### Set exercise
Repeat everything in the material exactly.

## start

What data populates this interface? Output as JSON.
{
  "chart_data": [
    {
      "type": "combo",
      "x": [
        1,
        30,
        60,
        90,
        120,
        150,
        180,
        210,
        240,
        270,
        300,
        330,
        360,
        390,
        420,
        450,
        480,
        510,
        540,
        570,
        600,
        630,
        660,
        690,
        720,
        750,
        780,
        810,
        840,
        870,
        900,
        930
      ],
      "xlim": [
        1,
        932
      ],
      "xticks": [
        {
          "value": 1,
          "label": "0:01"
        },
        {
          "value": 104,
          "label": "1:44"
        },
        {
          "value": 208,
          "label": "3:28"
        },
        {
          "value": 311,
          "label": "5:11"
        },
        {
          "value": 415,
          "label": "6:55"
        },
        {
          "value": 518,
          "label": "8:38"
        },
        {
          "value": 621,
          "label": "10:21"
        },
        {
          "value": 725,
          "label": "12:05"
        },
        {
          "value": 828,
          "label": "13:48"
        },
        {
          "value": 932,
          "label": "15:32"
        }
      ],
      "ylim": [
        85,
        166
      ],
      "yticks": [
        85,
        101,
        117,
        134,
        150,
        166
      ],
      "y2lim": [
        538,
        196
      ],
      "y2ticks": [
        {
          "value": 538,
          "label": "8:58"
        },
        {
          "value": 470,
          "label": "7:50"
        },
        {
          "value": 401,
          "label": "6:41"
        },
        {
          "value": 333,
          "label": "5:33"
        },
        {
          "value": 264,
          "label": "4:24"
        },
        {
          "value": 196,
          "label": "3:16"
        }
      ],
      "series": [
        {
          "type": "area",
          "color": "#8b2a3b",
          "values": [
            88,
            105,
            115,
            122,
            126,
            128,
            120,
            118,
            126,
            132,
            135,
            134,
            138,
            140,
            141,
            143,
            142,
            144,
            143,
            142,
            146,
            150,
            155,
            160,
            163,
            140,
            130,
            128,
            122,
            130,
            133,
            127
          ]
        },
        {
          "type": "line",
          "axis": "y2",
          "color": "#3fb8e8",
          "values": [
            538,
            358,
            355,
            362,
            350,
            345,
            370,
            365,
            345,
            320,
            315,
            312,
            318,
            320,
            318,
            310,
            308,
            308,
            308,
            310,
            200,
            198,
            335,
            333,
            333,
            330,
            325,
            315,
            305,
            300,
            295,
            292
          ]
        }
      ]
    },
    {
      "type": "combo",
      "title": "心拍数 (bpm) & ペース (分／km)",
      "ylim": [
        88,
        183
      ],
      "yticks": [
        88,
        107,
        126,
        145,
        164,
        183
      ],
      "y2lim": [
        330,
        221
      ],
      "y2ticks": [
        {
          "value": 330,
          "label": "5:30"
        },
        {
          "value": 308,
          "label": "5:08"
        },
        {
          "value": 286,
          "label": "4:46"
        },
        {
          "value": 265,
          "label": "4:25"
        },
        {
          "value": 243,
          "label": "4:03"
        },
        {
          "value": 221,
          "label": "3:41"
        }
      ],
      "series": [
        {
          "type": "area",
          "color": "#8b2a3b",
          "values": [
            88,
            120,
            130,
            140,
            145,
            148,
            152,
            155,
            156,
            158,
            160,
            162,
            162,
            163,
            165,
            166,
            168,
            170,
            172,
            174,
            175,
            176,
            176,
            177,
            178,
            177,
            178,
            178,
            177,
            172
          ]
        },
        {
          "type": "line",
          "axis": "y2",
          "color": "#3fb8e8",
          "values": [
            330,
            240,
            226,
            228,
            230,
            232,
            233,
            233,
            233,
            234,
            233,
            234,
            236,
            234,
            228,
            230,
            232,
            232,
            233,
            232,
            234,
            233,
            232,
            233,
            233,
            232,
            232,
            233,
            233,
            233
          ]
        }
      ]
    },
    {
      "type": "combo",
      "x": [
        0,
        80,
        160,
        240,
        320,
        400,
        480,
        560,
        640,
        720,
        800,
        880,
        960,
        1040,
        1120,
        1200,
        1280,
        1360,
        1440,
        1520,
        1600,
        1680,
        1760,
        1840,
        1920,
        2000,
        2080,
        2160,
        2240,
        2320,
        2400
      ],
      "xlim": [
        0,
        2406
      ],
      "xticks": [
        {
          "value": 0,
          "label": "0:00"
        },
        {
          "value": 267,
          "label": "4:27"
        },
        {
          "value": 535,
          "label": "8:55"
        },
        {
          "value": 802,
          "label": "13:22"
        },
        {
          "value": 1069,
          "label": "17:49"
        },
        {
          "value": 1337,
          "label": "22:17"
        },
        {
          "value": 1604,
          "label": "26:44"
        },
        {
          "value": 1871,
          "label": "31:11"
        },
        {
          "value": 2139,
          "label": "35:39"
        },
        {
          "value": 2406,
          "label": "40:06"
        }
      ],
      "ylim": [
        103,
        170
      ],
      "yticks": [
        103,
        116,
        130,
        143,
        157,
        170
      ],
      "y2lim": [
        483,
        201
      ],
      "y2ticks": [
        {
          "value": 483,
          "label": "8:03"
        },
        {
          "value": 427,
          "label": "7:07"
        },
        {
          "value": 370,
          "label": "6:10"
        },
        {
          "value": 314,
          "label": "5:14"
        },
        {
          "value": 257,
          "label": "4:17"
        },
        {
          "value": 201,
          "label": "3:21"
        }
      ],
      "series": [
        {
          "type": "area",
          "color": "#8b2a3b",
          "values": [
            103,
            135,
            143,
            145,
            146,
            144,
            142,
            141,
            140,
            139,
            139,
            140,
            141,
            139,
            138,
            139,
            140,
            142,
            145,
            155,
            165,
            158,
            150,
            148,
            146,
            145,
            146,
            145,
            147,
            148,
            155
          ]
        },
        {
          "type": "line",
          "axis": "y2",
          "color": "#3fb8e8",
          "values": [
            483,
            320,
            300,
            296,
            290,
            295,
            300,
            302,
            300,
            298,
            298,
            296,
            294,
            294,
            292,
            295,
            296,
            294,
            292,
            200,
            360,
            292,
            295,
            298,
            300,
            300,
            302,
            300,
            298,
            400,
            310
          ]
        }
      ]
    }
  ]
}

## end

### Final result
What data populates this interface? Output as JSON.
{
  "chart_data": [
    {
      "type": "combo",
      "x": [
        1,
        30,
        60,
        90,
        120,
        150,
        180,
        210,
        240,
        270,
        300,
        330,
        360,
        390,
        420,
        450,
        480,
        510,
        540,
        570,
        600,
        630,
        660,
        690,
        720,
        750,
        780,
        810,
        840,
        870,
        900,
        930
      ],
      "xlim": [
        1,
        932
      ],
      "xticks": [
        {
          "value": 1,
          "label": "0:01"
        },
        {
          "value": 104,
          "label": "1:44"
        },
        {
          "value": 208,
          "label": "3:28"
        },
        {
          "value": 311,
          "label": "5:11"
        },
        {
          "value": 415,
          "label": "6:55"
        },
        {
          "value": 518,
          "label": "8:38"
        },
        {
          "value": 621,
          "label": "10:21"
        },
        {
          "value": 725,
          "label": "12:05"
        },
        {
          "value": 828,
          "label": "13:48"
        },
        {
          "value": 932,
          "label": "15:32"
        }
      ],
      "ylim": [
        85,
        166
      ],
      "yticks": [
        85,
        101,
        117,
        134,
        150,
        166
      ],
      "y2lim": [
        538,
        196
      ],
      "y2ticks": [
        {
          "value": 538,
          "label": "8:58"
        },
        {
          "value": 470,
          "label": "7:50"
        },
        {
          "value": 401,
          "label": "6:41"
        },
        {
          "value": 333,
          "label": "5:33"
        },
        {
          "value": 264,
          "label": "4:24"
        },
        {
          "value": 196,
          "label": "3:16"
        }
      ],
      "series": [
        {
          "type": "area",
          "color": "#8b2a3b",
          "values": [
            88,
            105,
            115,
            122,
            126,
            128,
            120,
            118,
            126,
            132,
            135,
            134,
            138,
            140,
            141,
            143,
            142,
            144,
            143,
            142,
            146,
            150,
            155,
            160,
            163,
            140,
            130,
            128,
            122,
            130,
            133,
            127
          ]
        },
        {
          "type": "line",
          "axis": "y2",
          "color": "#3fb8e8",
          "values": [
            538,
            358,
            355,
            362,
            350,
            345,
            370,
            365,
            345,
            320,
            315,
            312,
            318,
            320,
            318,
            310,
            308,
            308,
            308,
            310,
            200,
            198,
            335,
            333,
            333,
            330,
            325,
            315,
            305,
            300,
            295,
            292
          ]
        }
      ]
    },
    {
      "type": "combo",
      "title": "心拍数 (bpm) & ペース (分／km)",
      "ylim": [
        88,
        183
      ],
      "yticks": [
        88,
        107,
        126,
        145,
        164,
        183
      ],
      "y2lim": [
        330,
        221
      ],
      "y2ticks": [
        {
          "value": 330,
          "label": "5:30"
        },
        {
          "value": 308,
          "label": "5:08"
        },
        {
          "value": 286,
          "label": "4:46"
        },
        {
          "value": 265,
          "label": "4:25"
        },
        {
          "value": 243,
          "label": "4:03"
        },
        {
          "value": 221,
          "label": "3:41"
        }
      ],
      "series": [
        {
          "type": "area",
          "color": "#8b2a3b",
          "values": [
            88,
            120,
            130,
            140,
            145,
            148,
            152,
            155,
            156,
            158,
            160,
            162,
            162,
            163,
            165,
            166,
            168,
            170,
            172,
            174,
            175,
            176,
            176,
            177,
            178,
            177,
            178,
            178,
            177,
            172
          ]
        },
        {
          "type": "line",
          "axis": "y2",
          "color": "#3fb8e8",
          "values": [
            330,
            240,
            226,
            228,
            230,
            232,
            233,
            233,
            233,
            234,
            233,
            234,
            236,
            234,
            228,
            230,
            232,
            232,
            233,
            232,
            234,
            233,
            232,
            233,
            233,
            232,
            232,
            233,
            233,
            233
          ]
        }
      ]
    },
    {
      "type": "combo",
      "x": [
        0,
        80,
        160,
        240,
        320,
        400,
        480,
        560,
        640,
        720,
        800,
        880,
        960,
        1040,
        1120,
        1200,
        1280,
        1360,
        1440,
        1520,
        1600,
        1680,
        1760,
        1840,
        1920,
        2000,
        2080,
        2160,
        2240,
        2320,
        2400
      ],
      "xlim": [
        0,
        2406
      ],
      "xticks": [
        {
          "value": 0,
          "label": "0:00"
        },
        {
          "value": 267,
          "label": "4:27"
        },
        {
          "value": 535,
          "label": "8:55"
        },
        {
          "value": 802,
          "label": "13:22"
        },
        {
          "value": 1069,
          "label": "17:49"
        },
        {
          "value": 1337,
          "label": "22:17"
        },
        {
          "value": 1604,
          "label": "26:44"
        },
        {
          "value": 1871,
          "label": "31:11"
        },
        {
          "value": 2139,
          "label": "35:39"
        },
        {
          "value": 2406,
          "label": "40:06"
        }
      ],
      "ylim": [
        103,
        170
      ],
      "yticks": [
        103,
        116,
        130,
        143,
        157,
        170
      ],
      "y2lim": [
        483,
        201
      ],
      "y2ticks": [
        {
          "value": 483,
          "label": "8:03"
        },
        {
          "value": 427,
          "label": "7:07"
        },
        {
          "value": 370,
          "label": "6:10"
        },
        {
          "value": 314,
          "label": "5:14"
        },
        {
          "value": 257,
          "label": "4:17"
        },
        {
          "value": 201,
          "label": "3:21"
        }
      ],
      "series": [
        {
          "type": "area",
          "color": "#8b2a3b",
          "values": [
            103,
            135,
            143,
            145,
            146,
            144,
            142,
            141,
            140,
            139,
            139,
            140,
            141,
            139,
            138,
            139,
            140,
            142,
            145,
            155,
            165,
            158,
            150,
            148,
            146,
            145,
            146,
            145,
            147,
            148,
            155
          ]
        },
        {
          "type": "line",
          "axis": "y2",
          "color": "#3fb8e8",
          "values": [
            483,
            320,
            300,
            296,
            290,
            295,
            300,
            302,
            300,
            298,
            298,
            296,
            294,
            294,
            292,
            295,
            296,
            294,
            292,
            200,
            360,
            292,
            295,
            298,
            300,
            300,
            302,
            300,
            298,
            400,
            310
          ]
        }
      ]
    }
  ]
}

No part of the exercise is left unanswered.